***** INPUT FOR THIS TASK

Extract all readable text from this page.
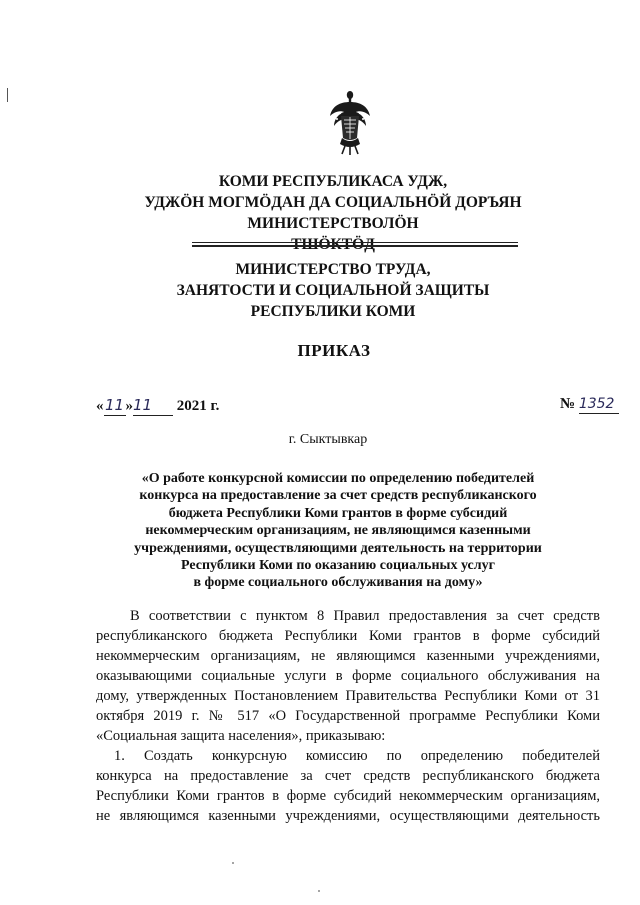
КОМИ РЕСПУБЛИКАСА УДЖ,
УДЖÖН МОГМÖДАН ДА СОЦИАЛЬНÖЙ ДОРЪЯН
МИНИСТЕРСТВОЛÖН
ТШÖКТÖД
МИНИСТЕРСТВО ТРУДА,
ЗАНЯТОСТИ И СОЦИАЛЬНОЙ ЗАЩИТЫ
РЕСПУБЛИКИ КОМИ
ПРИКАЗ
«11»11 2021 г.	№ 1352
г. Сыктывкар
«О работе конкурсной комиссии по определению победителей
конкурса на предоставление за счет средств республиканского
бюджета Республики Коми грантов в форме субсидий
некоммерческим организациям, не являющимся казенными
учреждениями, осуществляющими деятельность на территории
Республики Коми по оказанию социальных услуг
в форме социального обслуживания на дому»
В соответствии с пунктом 8 Правил предоставления за счет средств
республиканского бюджета Республики Коми грантов в форме субсидий
некоммерческим организациям, не являющимся казенными учреждениями,
оказывающими социальные услуги в форме социального обслуживания на
дому, утвержденных Постановлением Правительства Республики Коми от 31
октября 2019 г. № 517 «О Государственной программе Республики Коми
«Социальная защита населения», приказываю:
1. Создать конкурсную комиссию по определению победителей
конкурса на предоставление за счет средств республиканского бюджета
Республики Коми грантов в форме субсидий некоммерческим организациям,
не являющимся казенными учреждениями, осуществляющими деятельность
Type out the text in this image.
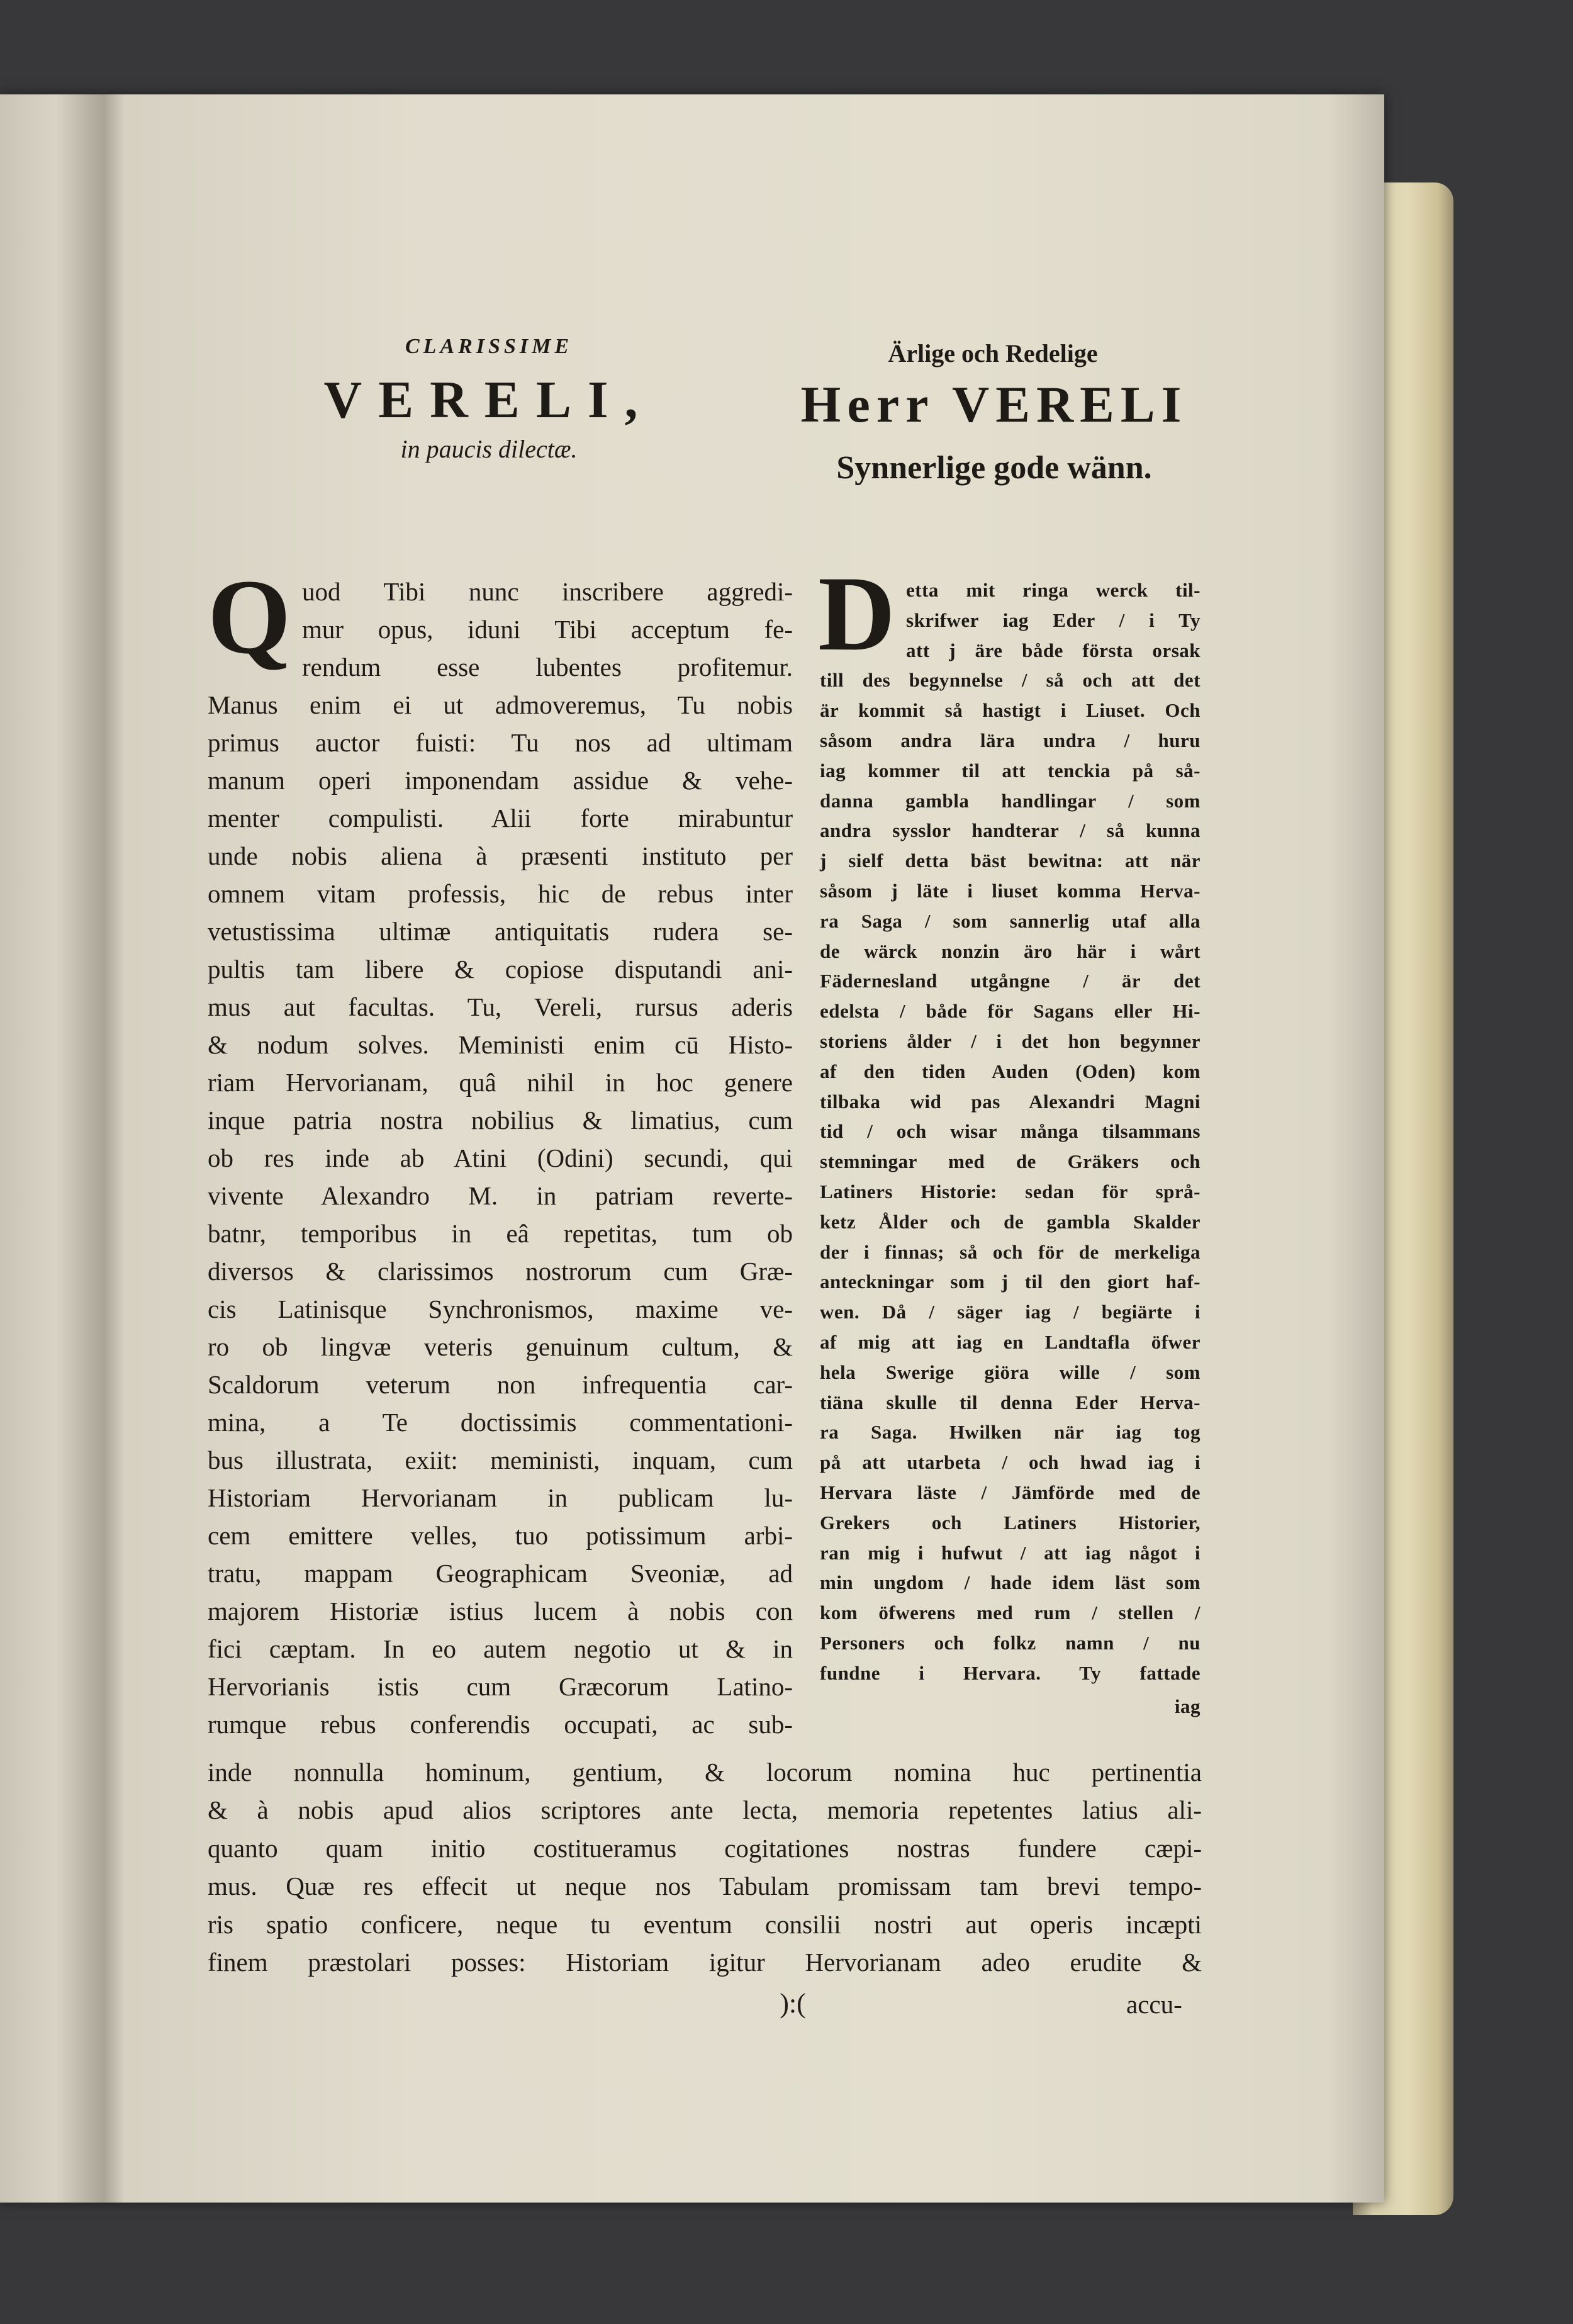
CLARISSIME
VERELI,
in paucis dilectæ.
Ärlige och Redelige
Herr VERELI
Synnerlige gode wänn.
Q	D
uod Tibi nunc inscribere aggredi-
mur opus, iduni Tibi acceptum fe-
rendum esse lubentes profitemur.
Manus enim ei ut admoveremus, Tu nobis
primus auctor fuisti: Tu nos ad ultimam
manum operi imponendam assidue & vehe-
menter compulisti. Alii forte mirabuntur
unde nobis aliena à præsenti instituto per
omnem vitam professis, hic de rebus inter
vetustissima ultimæ antiquitatis rudera se-
pultis tam libere & copiose disputandi ani-
mus aut facultas. Tu, Vereli, rursus aderis
& nodum solves. Meministi enim cū Histo-
riam Hervorianam, quâ nihil in hoc genere
inque patria nostra nobilius & limatius, cum
ob res inde ab Atini (Odini) secundi, qui
vivente Alexandro M. in patriam reverte-
batnr, temporibus in eâ repetitas, tum ob
diversos & clarissimos nostrorum cum Græ-
cis Latinisque Synchronismos, maxime ve-
ro ob lingvæ veteris genuinum cultum, &
Scaldorum veterum non infrequentia car-
mina, a Te doctissimis commentationi-
bus illustrata, exiit: meministi, inquam, cum
Historiam Hervorianam in publicam lu-
cem emittere velles, tuo potissimum arbi-
tratu, mappam Geographicam Sveoniæ, ad
majorem Historiæ istius lucem à nobis con
fici cæptam. In eo autem negotio ut & in
Hervorianis istis cum Græcorum Latino-
rumque rebus conferendis occupati, ac sub-
inde nonnulla hominum, gentium, & locorum nomina huc pertinentia
& à nobis apud alios scriptores ante lecta, memoria repetentes latius ali-
quanto quam initio costitueramus cogitationes nostras fundere cæpi-
mus. Quæ res effecit ut neque nos Tabulam promissam tam brevi tempo-
ris spatio conficere, neque tu eventum consilii nostri aut operis incæpti
finem præstolari posses: Historiam igitur Hervorianam adeo erudite &
etta mit ringa werck til-
skrifwer iag Eder / i Ty
att j äre både första orsak
till des begynnelse / så och att det
är kommit så hastigt i Liuset. Och
såsom andra lära undra / huru
iag kommer til att tenckia på så-
danna gambla handlingar / som
andra sysslor handterar / så kunna
j sielf detta bäst bewitna: att när
såsom j läte i liuset komma Herva-
ra Saga / som sannerlig utaf alla
de wärck nonzin äro här i wårt
Fädernesland utgångne / är det
edelsta / både för Sagans eller Hi-
storiens ålder / i det hon begynner
af den tiden Auden (Oden) kom
tilbaka wid pas Alexandri Magni
tid / och wisar många tilsammans
stemningar med de Gräkers och
Latiners Historie: sedan för språ-
ketz Ålder och de gambla Skalder
der i finnas; så och för de merkeliga
anteckningar som j til den giort haf-
wen. Då / säger iag / begiärte i
af mig att iag en Landtafla öfwer
hela Swerige giöra wille / som
tiäna skulle til denna Eder Herva-
ra Saga. Hwilken när iag tog
på att utarbeta / och hwad iag i
Hervara läste / Jämförde med de
Grekers och Latiners Historier,
ran mig i hufwut / att iag något i
min ungdom / hade idem läst som
kom öfwerens med rum / stellen /
Personers och folkz namn / nu
fundne i Hervara. Ty fattade
accu-
):(
iag
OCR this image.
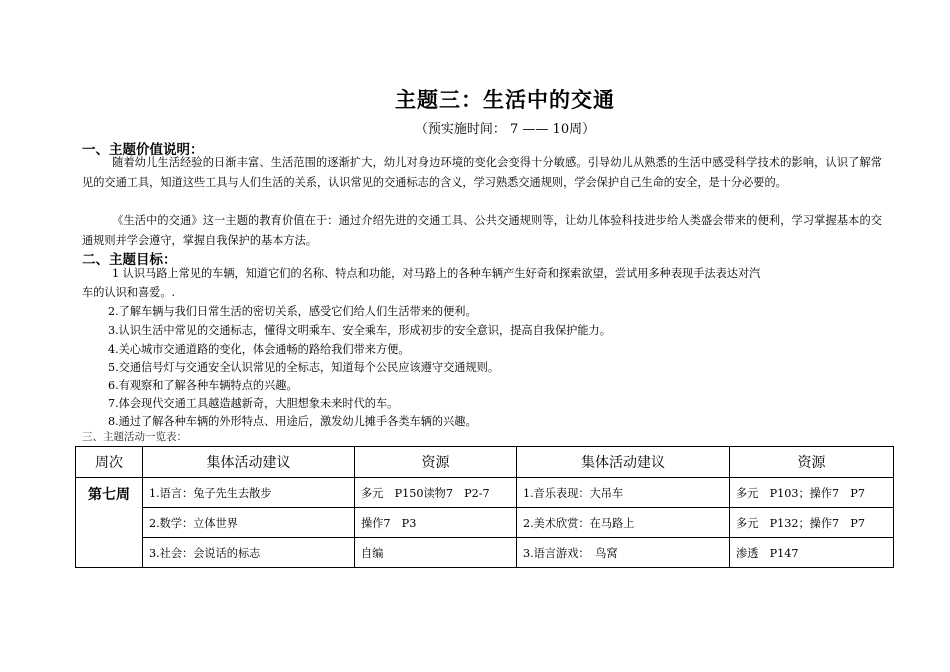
主题三：生活中的交通
（预实施时间： 7 —— 10周）
一、主题价值说明：
随着幼儿生活经验的日渐丰富、生活范围的逐渐扩大，幼儿对身边环境的变化会变得十分敏感。引导幼儿从熟悉的生活中感受科学技术的影响，认识了解常见的交通工具，知道这些工具与人们生活的关系，认识常见的交通标志的含义，学习熟悉交通规则，学会保护自己生命的安全，是十分必要的。
《生活中的交通》这一主题的教育价值在于：通过介绍先进的交通工具、公共交通规则等，让幼儿体验科技进步给人类盛会带来的便利，学习掌握基本的交通规则并学会遵守，掌握自我保护的基本方法。
二、主题目标：
1 认识马路上常见的车辆，知道它们的名称、特点和功能，对马路上的各种车辆产生好奇和探索欲望，尝试用多种表现手法表达对汽
车的认识和喜爱。.
2.了解车辆与我们日常生活的密切关系，感受它们给人们生活带来的便利。
3.认识生活中常见的交通标志，懂得文明乘车、安全乘车，形成初步的安全意识，提高自我保护能力。
4.关心城市交通道路的变化，体会通畅的路给我们带来方便。
5.交通信号灯与交通安全认识常见的全标志，知道每个公民应该遵守交通规则。
6.有观察和了解各种车辆特点的兴趣。
7.体会现代交通工具越造越新奇，大胆想象未来时代的车。
8.通过了解各种车辆的外形特点、用途后，激发幼儿摊手各类车辆的兴趣。
三、主题活动一览表：
周次	集体活动建议	资源	集体活动建议	资源
第七周	1.语言：兔子先生去散步	多元　P150读物7　P2-7	1.音乐表现：大吊车	多元　P103；操作7　P7
	2.数学：立体世界	操作7　P3	2.美术欣赏：在马路上	多元　P132；操作7　P7
	3.社会：会说话的标志	自编	3.语言游戏：　鸟窝	渗透　P147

**********

» TASK DESCRIPTION:
Quote everything in the listing above exactly; pictures are the only thing to omit.

» EXERCISE SOLUTION:
Extract all readable text from this page.
КОМИ РЕСПУБЛИКАСА УДЖ,
УДЖÖН МОГМÖДАН ДА СОЦИАЛЬНÖЙ ДОРЪЯН
МИНИСТЕРСТВОЛÖН
ТШÖКТÖД
МИНИСТЕРСТВО ТРУДА,
ЗАНЯТОСТИ И СОЦИАЛЬНОЙ ЗАЩИТЫ
РЕСПУБЛИКИ КОМИ
ПРИКАЗ
«11»11 2021 г.	№ 1352
г. Сыктывкар
«О работе конкурсной комиссии по определению победителей
конкурса на предоставление за счет средств республиканского
бюджета Республики Коми грантов в форме субсидий
некоммерческим организациям, не являющимся казенными
учреждениями, осуществляющими деятельность на территории
Республики Коми по оказанию социальных услуг
в форме социального обслуживания на дому»
В соответствии с пунктом 8 Правил предоставления за счет средств
республиканского бюджета Республики Коми грантов в форме субсидий
некоммерческим организациям, не являющимся казенными учреждениями,
оказывающими социальные услуги в форме социального обслуживания на
дому, утвержденных Постановлением Правительства Республики Коми от 31
октября 2019 г. № 517 «О Государственной программе Республики Коми
«Социальная защита населения», приказываю:
1. Создать конкурсную комиссию по определению победителей
конкурса на предоставление за счет средств республиканского бюджета
Республики Коми грантов в форме субсидий некоммерческим организациям,
не являющимся казенными учреждениями, осуществляющими деятельность
Type out the text in this image.
CLARISSIME
VERELI,
in paucis dilectæ.
Ärlige och Redelige
Herr VERELI
Synnerlige gode wänn.
Q	D
uod Tibi nunc inscribere aggredi-
mur opus, iduni Tibi acceptum fe-
rendum esse lubentes profitemur.
Manus enim ei ut admoveremus, Tu nobis
primus auctor fuisti: Tu nos ad ultimam
manum operi imponendam assidue & vehe-
menter compulisti. Alii forte mirabuntur
unde nobis aliena à præsenti instituto per
omnem vitam professis, hic de rebus inter
vetustissima ultimæ antiquitatis rudera se-
pultis tam libere & copiose disputandi ani-
mus aut facultas. Tu, Vereli, rursus aderis
& nodum solves. Meministi enim cū Histo-
riam Hervorianam, quâ nihil in hoc genere
inque patria nostra nobilius & limatius, cum
ob res inde ab Atini (Odini) secundi, qui
vivente Alexandro M. in patriam reverte-
batnr, temporibus in eâ repetitas, tum ob
diversos & clarissimos nostrorum cum Græ-
cis Latinisque Synchronismos, maxime ve-
ro ob lingvæ veteris genuinum cultum, &
Scaldorum veterum non infrequentia car-
mina, a Te doctissimis commentationi-
bus illustrata, exiit: meministi, inquam, cum
Historiam Hervorianam in publicam lu-
cem emittere velles, tuo potissimum arbi-
tratu, mappam Geographicam Sveoniæ, ad
majorem Historiæ istius lucem à nobis con
fici cæptam. In eo autem negotio ut & in
Hervorianis istis cum Græcorum Latino-
rumque rebus conferendis occupati, ac sub-
inde nonnulla hominum, gentium, & locorum nomina huc pertinentia
& à nobis apud alios scriptores ante lecta, memoria repetentes latius ali-
quanto quam initio costitueramus cogitationes nostras fundere cæpi-
mus. Quæ res effecit ut neque nos Tabulam promissam tam brevi tempo-
ris spatio conficere, neque tu eventum consilii nostri aut operis incæpti
finem præstolari posses: Historiam igitur Hervorianam adeo erudite &
etta mit ringa werck til-
skrifwer iag Eder / i Ty
att j äre både första orsak
till des begynnelse / så och att det
är kommit så hastigt i Liuset. Och
såsom andra lära undra / huru
iag kommer til att tenckia på så-
danna gambla handlingar / som
andra sysslor handterar / så kunna
j sielf detta bäst bewitna: att när
såsom j läte i liuset komma Herva-
ra Saga / som sannerlig utaf alla
de wärck nonzin äro här i wårt
Fädernesland utgångne / är det
edelsta / både för Sagans eller Hi-
storiens ålder / i det hon begynner
af den tiden Auden (Oden) kom
tilbaka wid pas Alexandri Magni
tid / och wisar många tilsammans
stemningar med de Gräkers och
Latiners Historie: sedan för språ-
ketz Ålder och de gambla Skalder
der i finnas; så och för de merkeliga
anteckningar som j til den giort haf-
wen. Då / säger iag / begiärte i
af mig att iag en Landtafla öfwer
hela Swerige giöra wille / som
tiäna skulle til denna Eder Herva-
ra Saga. Hwilken när iag tog
på att utarbeta / och hwad iag i
Hervara läste / Jämförde med de
Grekers och Latiners Historier,
ran mig i hufwut / att iag något i
min ungdom / hade idem läst som
kom öfwerens med rum / stellen /
Personers och folkz namn / nu
fundne i Hervara. Ty fattade
accu-
):(
iag
OCR this image.
主题三：生活中的交通
（预实施时间： 7 —— 10周）
一、主题价值说明：
随着幼儿生活经验的日渐丰富、生活范围的逐渐扩大，幼儿对身边环境的变化会变得十分敏感。引导幼儿从熟悉的生活中感受科学技术的影响，认识了解常见的交通工具，知道这些工具与人们生活的关系，认识常见的交通标志的含义，学习熟悉交通规则，学会保护自己生命的安全，是十分必要的。
《生活中的交通》这一主题的教育价值在于：通过介绍先进的交通工具、公共交通规则等，让幼儿体验科技进步给人类盛会带来的便利，学习掌握基本的交通规则并学会遵守，掌握自我保护的基本方法。
二、主题目标：
1 认识马路上常见的车辆，知道它们的名称、特点和功能，对马路上的各种车辆产生好奇和探索欲望，尝试用多种表现手法表达对汽
车的认识和喜爱。.
2.了解车辆与我们日常生活的密切关系，感受它们给人们生活带来的便利。
3.认识生活中常见的交通标志，懂得文明乘车、安全乘车，形成初步的安全意识，提高自我保护能力。
4.关心城市交通道路的变化，体会通畅的路给我们带来方便。
5.交通信号灯与交通安全认识常见的全标志，知道每个公民应该遵守交通规则。
6.有观察和了解各种车辆特点的兴趣。
7.体会现代交通工具越造越新奇，大胆想象未来时代的车。
8.通过了解各种车辆的外形特点、用途后，激发幼儿摊手各类车辆的兴趣。
三、主题活动一览表：
周次	集体活动建议	资源	集体活动建议	资源
第七周	1.语言：兔子先生去散步	多元　P150读物7　P2-7	1.音乐表现：大吊车	多元　P103；操作7　P7
	2.数学：立体世界	操作7　P3	2.美术欣赏：在马路上	多元　P132；操作7　P7
	3.社会：会说话的标志	自编	3.语言游戏：　鸟窝	渗透　P147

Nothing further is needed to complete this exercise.